PROBLEM REQUIREMENTS
Without the pictures, write out all the lines below exactly as they appear.

Entries taken from a collection
•••••

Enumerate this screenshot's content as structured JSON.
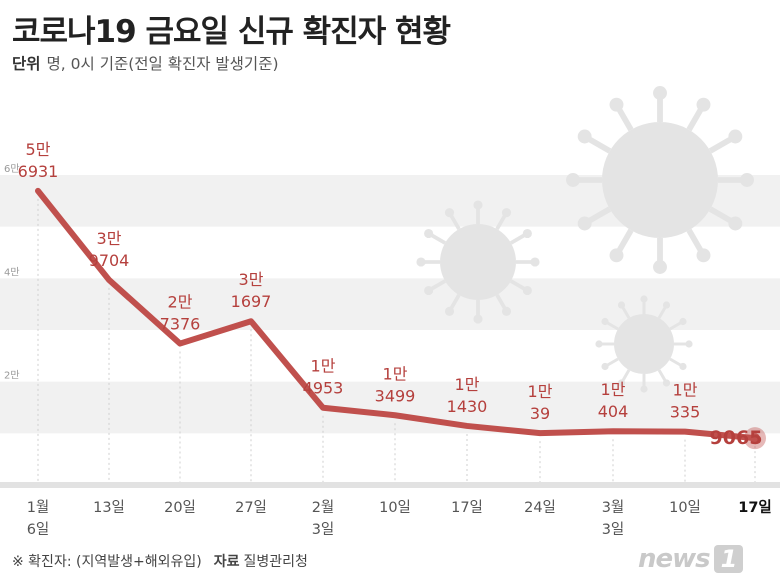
{
  "header": {
    "title": "코로나19 금요일 신규 확진자 현황",
    "unit_label": "단위",
    "unit_text": "명, 0시 기준(전일 확진자 발생기준)"
  },
  "footer": {
    "note": "※ 확진자: (지역발생+해외유입)",
    "source_label": "자료",
    "source": "질병관리청"
  },
  "logo": {
    "text": "news",
    "box": "1"
  },
  "chart_data": {
    "type": "line",
    "categories": [
      "1월\n6일",
      "13일",
      "20일",
      "27일",
      "2월\n3일",
      "10일",
      "17일",
      "24일",
      "3월\n3일",
      "10일",
      "17일"
    ],
    "values": [
      56931,
      39704,
      27376,
      31697,
      14953,
      13499,
      11430,
      10039,
      10404,
      10335,
      9065
    ],
    "value_labels": [
      [
        "5만",
        "6931"
      ],
      [
        "3만",
        "9704"
      ],
      [
        "2만",
        "7376"
      ],
      [
        "3만",
        "1697"
      ],
      [
        "1만",
        "4953"
      ],
      [
        "1만",
        "3499"
      ],
      [
        "1만",
        "1430"
      ],
      [
        "1만",
        "39"
      ],
      [
        "1만",
        "404"
      ],
      [
        "1만",
        "335"
      ],
      [
        "",
        "9065"
      ]
    ],
    "y_ticks": [
      "2만",
      "4만",
      "6만"
    ],
    "ylim": [
      0,
      60000
    ],
    "highlight_last": true,
    "colors": {
      "line": "#c0504d",
      "label": "#b5403d",
      "band": "#f1f1f1",
      "virus": "#e4e4e4"
    }
  }
}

•••••

EXERCISE RESULT
Enumerate this screenshot's content as structured JSON.
{
  "header": {
    "title": "코로나19 금요일 신규 확진자 현황",
    "unit_label": "단위",
    "unit_text": "명, 0시 기준(전일 확진자 발생기준)"
  },
  "footer": {
    "note": "※ 확진자: (지역발생+해외유입)",
    "source_label": "자료",
    "source": "질병관리청"
  },
  "logo": {
    "text": "news",
    "box": "1"
  },
  "chart_data": {
    "type": "line",
    "categories": [
      "1월\n6일",
      "13일",
      "20일",
      "27일",
      "2월\n3일",
      "10일",
      "17일",
      "24일",
      "3월\n3일",
      "10일",
      "17일"
    ],
    "values": [
      56931,
      39704,
      27376,
      31697,
      14953,
      13499,
      11430,
      10039,
      10404,
      10335,
      9065
    ],
    "value_labels": [
      [
        "5만",
        "6931"
      ],
      [
        "3만",
        "9704"
      ],
      [
        "2만",
        "7376"
      ],
      [
        "3만",
        "1697"
      ],
      [
        "1만",
        "4953"
      ],
      [
        "1만",
        "3499"
      ],
      [
        "1만",
        "1430"
      ],
      [
        "1만",
        "39"
      ],
      [
        "1만",
        "404"
      ],
      [
        "1만",
        "335"
      ],
      [
        "",
        "9065"
      ]
    ],
    "y_ticks": [
      "2만",
      "4만",
      "6만"
    ],
    "ylim": [
      0,
      60000
    ],
    "highlight_last": true,
    "colors": {
      "line": "#c0504d",
      "label": "#b5403d",
      "band": "#f1f1f1",
      "virus": "#e4e4e4"
    }
  }
}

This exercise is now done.